Exercise details: Take each line that has the word "JSON" and return it.

Data extracted from a collection

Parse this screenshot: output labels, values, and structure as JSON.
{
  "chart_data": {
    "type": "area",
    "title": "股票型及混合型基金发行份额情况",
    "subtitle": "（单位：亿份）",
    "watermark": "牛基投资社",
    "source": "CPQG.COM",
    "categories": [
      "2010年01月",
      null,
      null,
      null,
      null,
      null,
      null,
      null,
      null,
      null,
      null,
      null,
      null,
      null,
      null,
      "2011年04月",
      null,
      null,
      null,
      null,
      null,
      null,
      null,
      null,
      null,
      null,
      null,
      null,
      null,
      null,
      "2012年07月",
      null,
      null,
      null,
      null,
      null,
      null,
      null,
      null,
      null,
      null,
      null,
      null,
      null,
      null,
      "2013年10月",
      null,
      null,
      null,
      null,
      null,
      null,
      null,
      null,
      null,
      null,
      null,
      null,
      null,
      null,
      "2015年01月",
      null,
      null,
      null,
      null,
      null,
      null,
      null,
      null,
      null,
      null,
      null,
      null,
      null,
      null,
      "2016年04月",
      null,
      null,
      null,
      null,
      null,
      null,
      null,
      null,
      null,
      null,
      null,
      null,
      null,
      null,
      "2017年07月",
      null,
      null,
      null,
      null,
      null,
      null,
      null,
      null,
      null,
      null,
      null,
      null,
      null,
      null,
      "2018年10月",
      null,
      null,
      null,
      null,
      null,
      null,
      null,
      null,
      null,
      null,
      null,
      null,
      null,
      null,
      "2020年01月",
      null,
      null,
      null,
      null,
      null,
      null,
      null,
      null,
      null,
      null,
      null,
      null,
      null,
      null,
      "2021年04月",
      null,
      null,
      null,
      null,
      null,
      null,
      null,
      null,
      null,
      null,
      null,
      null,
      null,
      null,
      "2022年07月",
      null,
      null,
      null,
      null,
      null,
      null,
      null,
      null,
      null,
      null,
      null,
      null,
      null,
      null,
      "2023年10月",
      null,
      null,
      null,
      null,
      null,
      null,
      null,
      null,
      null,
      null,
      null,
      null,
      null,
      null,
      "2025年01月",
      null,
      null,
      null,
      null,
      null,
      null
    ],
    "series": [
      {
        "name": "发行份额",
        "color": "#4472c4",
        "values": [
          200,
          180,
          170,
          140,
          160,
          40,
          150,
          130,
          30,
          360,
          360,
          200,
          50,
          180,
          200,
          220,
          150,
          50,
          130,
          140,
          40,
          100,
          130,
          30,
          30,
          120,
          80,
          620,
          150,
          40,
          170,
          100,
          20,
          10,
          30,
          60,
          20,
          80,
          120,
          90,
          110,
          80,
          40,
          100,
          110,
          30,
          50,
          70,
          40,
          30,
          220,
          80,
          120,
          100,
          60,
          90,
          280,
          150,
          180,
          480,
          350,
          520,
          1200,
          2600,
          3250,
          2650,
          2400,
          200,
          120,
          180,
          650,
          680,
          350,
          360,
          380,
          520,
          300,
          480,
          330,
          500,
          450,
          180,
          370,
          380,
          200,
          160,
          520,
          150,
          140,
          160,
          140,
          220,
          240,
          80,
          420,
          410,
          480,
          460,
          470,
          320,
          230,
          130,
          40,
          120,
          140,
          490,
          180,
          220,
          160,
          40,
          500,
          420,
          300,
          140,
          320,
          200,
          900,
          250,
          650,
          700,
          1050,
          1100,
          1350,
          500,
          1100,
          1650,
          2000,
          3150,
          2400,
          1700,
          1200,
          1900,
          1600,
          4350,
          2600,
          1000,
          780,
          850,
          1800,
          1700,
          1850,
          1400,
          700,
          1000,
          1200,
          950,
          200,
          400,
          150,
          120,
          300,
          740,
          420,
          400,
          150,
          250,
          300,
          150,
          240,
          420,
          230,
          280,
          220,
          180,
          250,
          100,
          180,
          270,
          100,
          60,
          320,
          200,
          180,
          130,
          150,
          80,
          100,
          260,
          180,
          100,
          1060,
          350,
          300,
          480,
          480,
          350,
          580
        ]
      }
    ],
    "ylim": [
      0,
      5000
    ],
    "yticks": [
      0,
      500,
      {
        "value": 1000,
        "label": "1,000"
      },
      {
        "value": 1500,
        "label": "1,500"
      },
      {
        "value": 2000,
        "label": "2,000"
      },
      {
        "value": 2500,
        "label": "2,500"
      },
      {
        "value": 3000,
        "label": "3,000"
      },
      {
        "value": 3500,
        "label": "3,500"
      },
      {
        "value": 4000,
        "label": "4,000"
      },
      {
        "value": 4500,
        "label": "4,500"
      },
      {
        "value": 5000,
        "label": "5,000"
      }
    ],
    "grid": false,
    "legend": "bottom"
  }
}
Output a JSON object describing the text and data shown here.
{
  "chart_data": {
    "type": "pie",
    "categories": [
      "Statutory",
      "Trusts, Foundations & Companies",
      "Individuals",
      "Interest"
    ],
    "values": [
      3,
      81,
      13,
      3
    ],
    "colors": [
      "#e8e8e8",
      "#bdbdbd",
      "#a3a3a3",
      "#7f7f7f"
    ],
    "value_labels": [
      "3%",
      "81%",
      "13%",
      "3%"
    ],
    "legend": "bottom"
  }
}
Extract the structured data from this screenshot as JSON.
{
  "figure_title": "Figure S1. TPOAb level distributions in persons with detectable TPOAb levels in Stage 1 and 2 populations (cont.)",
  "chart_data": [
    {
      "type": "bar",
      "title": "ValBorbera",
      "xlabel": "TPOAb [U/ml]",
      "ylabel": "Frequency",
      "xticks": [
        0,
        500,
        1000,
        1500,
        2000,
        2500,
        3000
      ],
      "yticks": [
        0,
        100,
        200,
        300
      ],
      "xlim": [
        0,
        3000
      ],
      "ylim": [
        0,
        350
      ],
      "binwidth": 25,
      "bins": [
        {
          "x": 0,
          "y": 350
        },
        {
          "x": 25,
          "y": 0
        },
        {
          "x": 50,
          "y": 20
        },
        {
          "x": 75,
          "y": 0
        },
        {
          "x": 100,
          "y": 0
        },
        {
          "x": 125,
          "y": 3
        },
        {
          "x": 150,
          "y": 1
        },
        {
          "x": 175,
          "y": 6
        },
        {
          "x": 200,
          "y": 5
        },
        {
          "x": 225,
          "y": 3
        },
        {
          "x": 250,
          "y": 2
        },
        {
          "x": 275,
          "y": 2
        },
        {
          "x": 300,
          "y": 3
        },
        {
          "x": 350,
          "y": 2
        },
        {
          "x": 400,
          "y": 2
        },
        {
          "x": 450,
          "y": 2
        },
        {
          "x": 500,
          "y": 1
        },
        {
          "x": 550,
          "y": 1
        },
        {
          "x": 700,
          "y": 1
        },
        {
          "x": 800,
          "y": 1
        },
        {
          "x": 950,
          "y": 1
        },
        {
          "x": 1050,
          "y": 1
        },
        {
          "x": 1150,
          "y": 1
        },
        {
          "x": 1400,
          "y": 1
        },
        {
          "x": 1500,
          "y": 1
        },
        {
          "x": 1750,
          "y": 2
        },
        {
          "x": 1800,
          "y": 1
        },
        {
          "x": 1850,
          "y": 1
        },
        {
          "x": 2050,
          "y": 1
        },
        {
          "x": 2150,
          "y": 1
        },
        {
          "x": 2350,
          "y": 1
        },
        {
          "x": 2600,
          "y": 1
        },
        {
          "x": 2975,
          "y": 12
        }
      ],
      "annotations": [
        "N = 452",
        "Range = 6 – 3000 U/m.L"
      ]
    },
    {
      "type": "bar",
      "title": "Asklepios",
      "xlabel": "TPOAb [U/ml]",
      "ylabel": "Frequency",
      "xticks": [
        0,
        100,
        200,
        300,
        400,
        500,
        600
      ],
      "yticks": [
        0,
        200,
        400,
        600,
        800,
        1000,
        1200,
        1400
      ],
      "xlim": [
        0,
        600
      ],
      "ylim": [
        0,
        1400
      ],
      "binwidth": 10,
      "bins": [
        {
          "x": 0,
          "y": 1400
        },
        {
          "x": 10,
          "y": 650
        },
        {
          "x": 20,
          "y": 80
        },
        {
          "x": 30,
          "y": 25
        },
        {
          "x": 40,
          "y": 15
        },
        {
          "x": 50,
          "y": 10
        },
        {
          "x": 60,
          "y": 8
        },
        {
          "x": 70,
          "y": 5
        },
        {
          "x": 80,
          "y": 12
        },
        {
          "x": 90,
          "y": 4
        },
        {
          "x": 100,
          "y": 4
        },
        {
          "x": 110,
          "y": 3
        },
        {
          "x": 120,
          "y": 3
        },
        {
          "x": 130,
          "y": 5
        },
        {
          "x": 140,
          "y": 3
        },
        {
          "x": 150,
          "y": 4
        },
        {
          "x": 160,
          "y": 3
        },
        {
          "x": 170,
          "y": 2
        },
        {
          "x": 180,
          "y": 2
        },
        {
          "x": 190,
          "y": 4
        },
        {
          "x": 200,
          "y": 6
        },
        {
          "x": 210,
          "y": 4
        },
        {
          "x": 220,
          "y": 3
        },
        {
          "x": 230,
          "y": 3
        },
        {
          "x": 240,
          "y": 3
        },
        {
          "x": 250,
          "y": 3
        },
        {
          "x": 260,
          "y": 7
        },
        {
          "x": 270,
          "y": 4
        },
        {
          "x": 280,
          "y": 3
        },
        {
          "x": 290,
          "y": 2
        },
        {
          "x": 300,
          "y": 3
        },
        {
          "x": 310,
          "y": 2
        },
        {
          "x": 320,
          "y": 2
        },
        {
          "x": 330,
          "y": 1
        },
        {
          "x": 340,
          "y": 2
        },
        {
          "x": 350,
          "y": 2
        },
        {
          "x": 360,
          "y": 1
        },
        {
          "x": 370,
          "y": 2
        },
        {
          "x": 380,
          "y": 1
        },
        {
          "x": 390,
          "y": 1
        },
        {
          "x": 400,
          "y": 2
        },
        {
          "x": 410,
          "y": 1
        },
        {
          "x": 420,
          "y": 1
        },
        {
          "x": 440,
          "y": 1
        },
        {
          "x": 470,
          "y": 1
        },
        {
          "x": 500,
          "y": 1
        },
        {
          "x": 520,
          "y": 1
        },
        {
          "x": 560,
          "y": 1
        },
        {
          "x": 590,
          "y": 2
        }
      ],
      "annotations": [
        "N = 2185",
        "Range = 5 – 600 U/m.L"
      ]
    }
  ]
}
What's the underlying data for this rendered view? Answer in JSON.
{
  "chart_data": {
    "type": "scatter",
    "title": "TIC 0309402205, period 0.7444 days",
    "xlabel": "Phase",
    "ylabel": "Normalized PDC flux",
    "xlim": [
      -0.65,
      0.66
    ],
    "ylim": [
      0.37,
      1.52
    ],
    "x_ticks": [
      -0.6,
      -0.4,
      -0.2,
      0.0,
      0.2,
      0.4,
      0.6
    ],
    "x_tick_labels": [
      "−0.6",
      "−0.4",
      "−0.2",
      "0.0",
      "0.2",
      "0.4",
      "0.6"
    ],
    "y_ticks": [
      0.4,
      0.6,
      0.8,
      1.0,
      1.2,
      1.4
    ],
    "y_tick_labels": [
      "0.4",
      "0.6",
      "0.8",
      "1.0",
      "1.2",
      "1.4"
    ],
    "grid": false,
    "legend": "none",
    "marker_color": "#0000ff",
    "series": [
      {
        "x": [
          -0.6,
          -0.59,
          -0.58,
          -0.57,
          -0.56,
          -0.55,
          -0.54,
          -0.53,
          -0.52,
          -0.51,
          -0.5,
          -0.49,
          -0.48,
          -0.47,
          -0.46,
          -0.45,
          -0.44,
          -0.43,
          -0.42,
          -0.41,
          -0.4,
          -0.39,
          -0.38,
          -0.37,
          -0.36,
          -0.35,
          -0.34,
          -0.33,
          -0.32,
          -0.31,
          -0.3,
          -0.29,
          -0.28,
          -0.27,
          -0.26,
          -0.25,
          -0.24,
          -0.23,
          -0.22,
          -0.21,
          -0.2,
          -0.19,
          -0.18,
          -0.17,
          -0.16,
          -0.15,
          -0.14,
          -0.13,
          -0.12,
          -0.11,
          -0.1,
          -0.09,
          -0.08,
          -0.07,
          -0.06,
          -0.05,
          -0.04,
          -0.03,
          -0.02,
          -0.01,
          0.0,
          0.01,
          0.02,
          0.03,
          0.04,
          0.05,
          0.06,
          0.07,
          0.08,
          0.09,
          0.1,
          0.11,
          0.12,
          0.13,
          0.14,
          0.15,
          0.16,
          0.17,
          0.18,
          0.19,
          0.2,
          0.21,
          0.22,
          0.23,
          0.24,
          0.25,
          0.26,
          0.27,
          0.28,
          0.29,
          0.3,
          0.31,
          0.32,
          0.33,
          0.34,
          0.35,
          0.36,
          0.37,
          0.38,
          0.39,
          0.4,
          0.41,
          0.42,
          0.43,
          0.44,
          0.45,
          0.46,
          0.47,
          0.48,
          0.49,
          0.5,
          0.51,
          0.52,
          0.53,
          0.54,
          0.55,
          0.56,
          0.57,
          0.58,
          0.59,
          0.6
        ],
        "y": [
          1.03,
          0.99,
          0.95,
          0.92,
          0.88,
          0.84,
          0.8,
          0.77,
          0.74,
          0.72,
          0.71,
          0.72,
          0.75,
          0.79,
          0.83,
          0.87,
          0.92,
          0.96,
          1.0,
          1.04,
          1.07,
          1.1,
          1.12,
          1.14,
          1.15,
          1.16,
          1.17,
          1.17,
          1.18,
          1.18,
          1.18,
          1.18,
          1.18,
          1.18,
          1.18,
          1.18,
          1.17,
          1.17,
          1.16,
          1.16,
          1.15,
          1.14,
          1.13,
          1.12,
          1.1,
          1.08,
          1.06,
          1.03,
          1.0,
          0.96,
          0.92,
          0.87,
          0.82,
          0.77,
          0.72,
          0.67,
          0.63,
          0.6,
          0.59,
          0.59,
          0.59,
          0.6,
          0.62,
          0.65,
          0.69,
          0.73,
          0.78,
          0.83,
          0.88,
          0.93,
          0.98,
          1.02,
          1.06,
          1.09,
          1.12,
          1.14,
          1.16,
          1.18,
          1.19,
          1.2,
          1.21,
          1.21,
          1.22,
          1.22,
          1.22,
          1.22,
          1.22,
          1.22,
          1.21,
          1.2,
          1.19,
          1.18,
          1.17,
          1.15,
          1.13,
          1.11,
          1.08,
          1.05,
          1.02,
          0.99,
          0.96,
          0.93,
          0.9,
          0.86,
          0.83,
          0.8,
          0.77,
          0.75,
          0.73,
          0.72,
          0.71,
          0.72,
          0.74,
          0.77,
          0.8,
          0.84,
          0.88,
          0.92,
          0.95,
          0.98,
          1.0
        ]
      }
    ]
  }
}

Task solution:
Parse this screenshot: output labels, values, and structure as JSON.
Output a JSON object describing the text and data shown here.
Extract the structured data from this screenshot as JSON.
What's the underlying data for this rendered view? Answer in JSON.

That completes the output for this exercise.